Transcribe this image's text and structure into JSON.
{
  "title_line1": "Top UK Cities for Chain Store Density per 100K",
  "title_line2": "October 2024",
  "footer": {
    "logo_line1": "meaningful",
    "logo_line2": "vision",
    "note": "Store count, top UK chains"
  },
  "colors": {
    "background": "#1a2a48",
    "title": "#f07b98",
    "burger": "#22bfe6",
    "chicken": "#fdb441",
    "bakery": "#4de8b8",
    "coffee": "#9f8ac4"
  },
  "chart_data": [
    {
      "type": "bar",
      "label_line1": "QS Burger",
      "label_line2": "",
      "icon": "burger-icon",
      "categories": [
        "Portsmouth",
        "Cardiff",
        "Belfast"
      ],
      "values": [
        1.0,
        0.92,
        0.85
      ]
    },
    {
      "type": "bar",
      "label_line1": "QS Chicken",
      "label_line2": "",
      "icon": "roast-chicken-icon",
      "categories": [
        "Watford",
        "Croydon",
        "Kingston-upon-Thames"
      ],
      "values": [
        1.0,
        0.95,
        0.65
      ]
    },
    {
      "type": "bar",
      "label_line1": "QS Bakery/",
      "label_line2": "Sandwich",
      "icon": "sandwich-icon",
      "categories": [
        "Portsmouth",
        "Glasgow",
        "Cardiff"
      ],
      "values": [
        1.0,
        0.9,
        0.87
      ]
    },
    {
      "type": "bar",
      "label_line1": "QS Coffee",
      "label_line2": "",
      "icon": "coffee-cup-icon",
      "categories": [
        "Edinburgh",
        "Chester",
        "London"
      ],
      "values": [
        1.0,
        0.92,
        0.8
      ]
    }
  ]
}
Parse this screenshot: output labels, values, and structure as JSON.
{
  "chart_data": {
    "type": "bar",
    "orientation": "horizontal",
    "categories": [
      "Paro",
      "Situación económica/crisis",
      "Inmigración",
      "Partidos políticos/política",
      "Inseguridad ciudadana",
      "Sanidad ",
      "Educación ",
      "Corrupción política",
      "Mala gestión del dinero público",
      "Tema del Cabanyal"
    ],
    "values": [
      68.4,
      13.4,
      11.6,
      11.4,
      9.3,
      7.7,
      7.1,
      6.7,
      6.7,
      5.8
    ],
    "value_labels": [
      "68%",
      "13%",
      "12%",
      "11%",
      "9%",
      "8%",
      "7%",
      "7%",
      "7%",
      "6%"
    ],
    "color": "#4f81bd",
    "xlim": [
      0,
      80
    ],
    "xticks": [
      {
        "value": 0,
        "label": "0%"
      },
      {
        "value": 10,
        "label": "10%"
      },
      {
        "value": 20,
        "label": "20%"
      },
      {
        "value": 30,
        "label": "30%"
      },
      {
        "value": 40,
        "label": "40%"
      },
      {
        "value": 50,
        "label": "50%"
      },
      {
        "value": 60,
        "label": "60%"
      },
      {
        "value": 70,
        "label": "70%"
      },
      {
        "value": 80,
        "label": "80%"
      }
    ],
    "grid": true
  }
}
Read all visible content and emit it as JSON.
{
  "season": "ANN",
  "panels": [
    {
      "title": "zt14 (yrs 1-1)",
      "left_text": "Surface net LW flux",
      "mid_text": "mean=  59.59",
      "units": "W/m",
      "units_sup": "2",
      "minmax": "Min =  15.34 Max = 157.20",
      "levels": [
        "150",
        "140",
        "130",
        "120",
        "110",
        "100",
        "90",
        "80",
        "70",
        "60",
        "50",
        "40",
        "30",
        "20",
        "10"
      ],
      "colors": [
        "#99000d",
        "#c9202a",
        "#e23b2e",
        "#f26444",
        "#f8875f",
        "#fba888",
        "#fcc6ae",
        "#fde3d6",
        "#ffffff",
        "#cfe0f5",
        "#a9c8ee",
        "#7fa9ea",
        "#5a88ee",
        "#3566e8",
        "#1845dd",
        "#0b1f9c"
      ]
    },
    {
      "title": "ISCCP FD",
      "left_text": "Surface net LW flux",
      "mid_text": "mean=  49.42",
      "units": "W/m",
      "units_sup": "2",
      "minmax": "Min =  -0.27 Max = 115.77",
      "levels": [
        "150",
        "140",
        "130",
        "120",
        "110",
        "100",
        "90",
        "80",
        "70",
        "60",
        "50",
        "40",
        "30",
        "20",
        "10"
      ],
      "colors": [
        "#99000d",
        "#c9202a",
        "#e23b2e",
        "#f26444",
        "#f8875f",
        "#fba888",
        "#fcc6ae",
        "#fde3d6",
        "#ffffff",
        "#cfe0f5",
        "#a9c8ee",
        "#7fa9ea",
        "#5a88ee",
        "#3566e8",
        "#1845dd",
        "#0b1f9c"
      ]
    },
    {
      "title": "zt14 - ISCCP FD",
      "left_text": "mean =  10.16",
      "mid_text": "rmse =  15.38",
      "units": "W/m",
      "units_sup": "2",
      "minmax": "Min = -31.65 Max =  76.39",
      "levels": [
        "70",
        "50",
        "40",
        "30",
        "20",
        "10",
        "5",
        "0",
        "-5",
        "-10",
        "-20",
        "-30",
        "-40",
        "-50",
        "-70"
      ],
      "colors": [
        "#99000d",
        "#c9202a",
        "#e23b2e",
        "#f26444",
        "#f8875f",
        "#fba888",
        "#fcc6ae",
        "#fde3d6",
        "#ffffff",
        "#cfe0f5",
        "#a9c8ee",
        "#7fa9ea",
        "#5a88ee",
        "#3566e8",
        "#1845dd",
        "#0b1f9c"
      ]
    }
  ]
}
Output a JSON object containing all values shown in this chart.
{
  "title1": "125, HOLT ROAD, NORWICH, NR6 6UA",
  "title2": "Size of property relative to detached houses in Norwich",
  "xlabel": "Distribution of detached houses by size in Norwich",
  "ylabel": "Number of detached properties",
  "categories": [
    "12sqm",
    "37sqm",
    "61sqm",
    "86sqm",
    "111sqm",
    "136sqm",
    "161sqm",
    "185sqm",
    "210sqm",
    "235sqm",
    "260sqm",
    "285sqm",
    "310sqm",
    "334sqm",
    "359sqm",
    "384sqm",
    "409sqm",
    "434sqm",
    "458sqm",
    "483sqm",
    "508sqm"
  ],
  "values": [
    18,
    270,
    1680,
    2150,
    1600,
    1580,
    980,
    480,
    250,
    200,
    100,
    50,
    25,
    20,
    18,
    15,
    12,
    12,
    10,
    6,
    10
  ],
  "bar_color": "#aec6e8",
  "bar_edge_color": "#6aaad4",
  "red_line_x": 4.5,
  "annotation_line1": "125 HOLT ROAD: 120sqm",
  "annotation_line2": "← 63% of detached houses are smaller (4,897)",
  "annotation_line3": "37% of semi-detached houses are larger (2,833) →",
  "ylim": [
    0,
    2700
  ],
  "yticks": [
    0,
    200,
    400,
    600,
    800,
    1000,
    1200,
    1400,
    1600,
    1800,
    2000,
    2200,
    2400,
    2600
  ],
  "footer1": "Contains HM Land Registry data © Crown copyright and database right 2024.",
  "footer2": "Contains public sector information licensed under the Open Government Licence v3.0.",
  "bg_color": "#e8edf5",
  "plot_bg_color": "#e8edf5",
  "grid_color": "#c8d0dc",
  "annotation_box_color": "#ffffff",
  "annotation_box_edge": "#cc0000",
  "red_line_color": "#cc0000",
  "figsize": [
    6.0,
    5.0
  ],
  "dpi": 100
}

____

*Instruction*. Repeat the records above in full, character for character.

*Complete answer*.
Transcribe this image's text and structure into JSON.
{
  "title_line1": "Top UK Cities for Chain Store Density per 100K",
  "title_line2": "October 2024",
  "footer": {
    "logo_line1": "meaningful",
    "logo_line2": "vision",
    "note": "Store count, top UK chains"
  },
  "colors": {
    "background": "#1a2a48",
    "title": "#f07b98",
    "burger": "#22bfe6",
    "chicken": "#fdb441",
    "bakery": "#4de8b8",
    "coffee": "#9f8ac4"
  },
  "chart_data": [
    {
      "type": "bar",
      "label_line1": "QS Burger",
      "label_line2": "",
      "icon": "burger-icon",
      "categories": [
        "Portsmouth",
        "Cardiff",
        "Belfast"
      ],
      "values": [
        1.0,
        0.92,
        0.85
      ]
    },
    {
      "type": "bar",
      "label_line1": "QS Chicken",
      "label_line2": "",
      "icon": "roast-chicken-icon",
      "categories": [
        "Watford",
        "Croydon",
        "Kingston-upon-Thames"
      ],
      "values": [
        1.0,
        0.95,
        0.65
      ]
    },
    {
      "type": "bar",
      "label_line1": "QS Bakery/",
      "label_line2": "Sandwich",
      "icon": "sandwich-icon",
      "categories": [
        "Portsmouth",
        "Glasgow",
        "Cardiff"
      ],
      "values": [
        1.0,
        0.9,
        0.87
      ]
    },
    {
      "type": "bar",
      "label_line1": "QS Coffee",
      "label_line2": "",
      "icon": "coffee-cup-icon",
      "categories": [
        "Edinburgh",
        "Chester",
        "London"
      ],
      "values": [
        1.0,
        0.92,
        0.8
      ]
    }
  ]
}
Parse this screenshot: output labels, values, and structure as JSON.
{
  "chart_data": {
    "type": "bar",
    "orientation": "horizontal",
    "categories": [
      "Paro",
      "Situación económica/crisis",
      "Inmigración",
      "Partidos políticos/política",
      "Inseguridad ciudadana",
      "Sanidad ",
      "Educación ",
      "Corrupción política",
      "Mala gestión del dinero público",
      "Tema del Cabanyal"
    ],
    "values": [
      68.4,
      13.4,
      11.6,
      11.4,
      9.3,
      7.7,
      7.1,
      6.7,
      6.7,
      5.8
    ],
    "value_labels": [
      "68%",
      "13%",
      "12%",
      "11%",
      "9%",
      "8%",
      "7%",
      "7%",
      "7%",
      "6%"
    ],
    "color": "#4f81bd",
    "xlim": [
      0,
      80
    ],
    "xticks": [
      {
        "value": 0,
        "label": "0%"
      },
      {
        "value": 10,
        "label": "10%"
      },
      {
        "value": 20,
        "label": "20%"
      },
      {
        "value": 30,
        "label": "30%"
      },
      {
        "value": 40,
        "label": "40%"
      },
      {
        "value": 50,
        "label": "50%"
      },
      {
        "value": 60,
        "label": "60%"
      },
      {
        "value": 70,
        "label": "70%"
      },
      {
        "value": 80,
        "label": "80%"
      }
    ],
    "grid": true
  }
}
Read all visible content and emit it as JSON.
{
  "season": "ANN",
  "panels": [
    {
      "title": "zt14 (yrs 1-1)",
      "left_text": "Surface net LW flux",
      "mid_text": "mean=  59.59",
      "units": "W/m",
      "units_sup": "2",
      "minmax": "Min =  15.34 Max = 157.20",
      "levels": [
        "150",
        "140",
        "130",
        "120",
        "110",
        "100",
        "90",
        "80",
        "70",
        "60",
        "50",
        "40",
        "30",
        "20",
        "10"
      ],
      "colors": [
        "#99000d",
        "#c9202a",
        "#e23b2e",
        "#f26444",
        "#f8875f",
        "#fba888",
        "#fcc6ae",
        "#fde3d6",
        "#ffffff",
        "#cfe0f5",
        "#a9c8ee",
        "#7fa9ea",
        "#5a88ee",
        "#3566e8",
        "#1845dd",
        "#0b1f9c"
      ]
    },
    {
      "title": "ISCCP FD",
      "left_text": "Surface net LW flux",
      "mid_text": "mean=  49.42",
      "units": "W/m",
      "units_sup": "2",
      "minmax": "Min =  -0.27 Max = 115.77",
      "levels": [
        "150",
        "140",
        "130",
        "120",
        "110",
        "100",
        "90",
        "80",
        "70",
        "60",
        "50",
        "40",
        "30",
        "20",
        "10"
      ],
      "colors": [
        "#99000d",
        "#c9202a",
        "#e23b2e",
        "#f26444",
        "#f8875f",
        "#fba888",
        "#fcc6ae",
        "#fde3d6",
        "#ffffff",
        "#cfe0f5",
        "#a9c8ee",
        "#7fa9ea",
        "#5a88ee",
        "#3566e8",
        "#1845dd",
        "#0b1f9c"
      ]
    },
    {
      "title": "zt14 - ISCCP FD",
      "left_text": "mean =  10.16",
      "mid_text": "rmse =  15.38",
      "units": "W/m",
      "units_sup": "2",
      "minmax": "Min = -31.65 Max =  76.39",
      "levels": [
        "70",
        "50",
        "40",
        "30",
        "20",
        "10",
        "5",
        "0",
        "-5",
        "-10",
        "-20",
        "-30",
        "-40",
        "-50",
        "-70"
      ],
      "colors": [
        "#99000d",
        "#c9202a",
        "#e23b2e",
        "#f26444",
        "#f8875f",
        "#fba888",
        "#fcc6ae",
        "#fde3d6",
        "#ffffff",
        "#cfe0f5",
        "#a9c8ee",
        "#7fa9ea",
        "#5a88ee",
        "#3566e8",
        "#1845dd",
        "#0b1f9c"
      ]
    }
  ]
}
Output a JSON object containing all values shown in this chart.
{
  "title1": "125, HOLT ROAD, NORWICH, NR6 6UA",
  "title2": "Size of property relative to detached houses in Norwich",
  "xlabel": "Distribution of detached houses by size in Norwich",
  "ylabel": "Number of detached properties",
  "categories": [
    "12sqm",
    "37sqm",
    "61sqm",
    "86sqm",
    "111sqm",
    "136sqm",
    "161sqm",
    "185sqm",
    "210sqm",
    "235sqm",
    "260sqm",
    "285sqm",
    "310sqm",
    "334sqm",
    "359sqm",
    "384sqm",
    "409sqm",
    "434sqm",
    "458sqm",
    "483sqm",
    "508sqm"
  ],
  "values": [
    18,
    270,
    1680,
    2150,
    1600,
    1580,
    980,
    480,
    250,
    200,
    100,
    50,
    25,
    20,
    18,
    15,
    12,
    12,
    10,
    6,
    10
  ],
  "bar_color": "#aec6e8",
  "bar_edge_color": "#6aaad4",
  "red_line_x": 4.5,
  "annotation_line1": "125 HOLT ROAD: 120sqm",
  "annotation_line2": "← 63% of detached houses are smaller (4,897)",
  "annotation_line3": "37% of semi-detached houses are larger (2,833) →",
  "ylim": [
    0,
    2700
  ],
  "yticks": [
    0,
    200,
    400,
    600,
    800,
    1000,
    1200,
    1400,
    1600,
    1800,
    2000,
    2200,
    2400,
    2600
  ],
  "footer1": "Contains HM Land Registry data © Crown copyright and database right 2024.",
  "footer2": "Contains public sector information licensed under the Open Government Licence v3.0.",
  "bg_color": "#e8edf5",
  "plot_bg_color": "#e8edf5",
  "grid_color": "#c8d0dc",
  "annotation_box_color": "#ffffff",
  "annotation_box_edge": "#cc0000",
  "red_line_color": "#cc0000",
  "figsize": [
    6.0,
    5.0
  ],
  "dpi": 100
}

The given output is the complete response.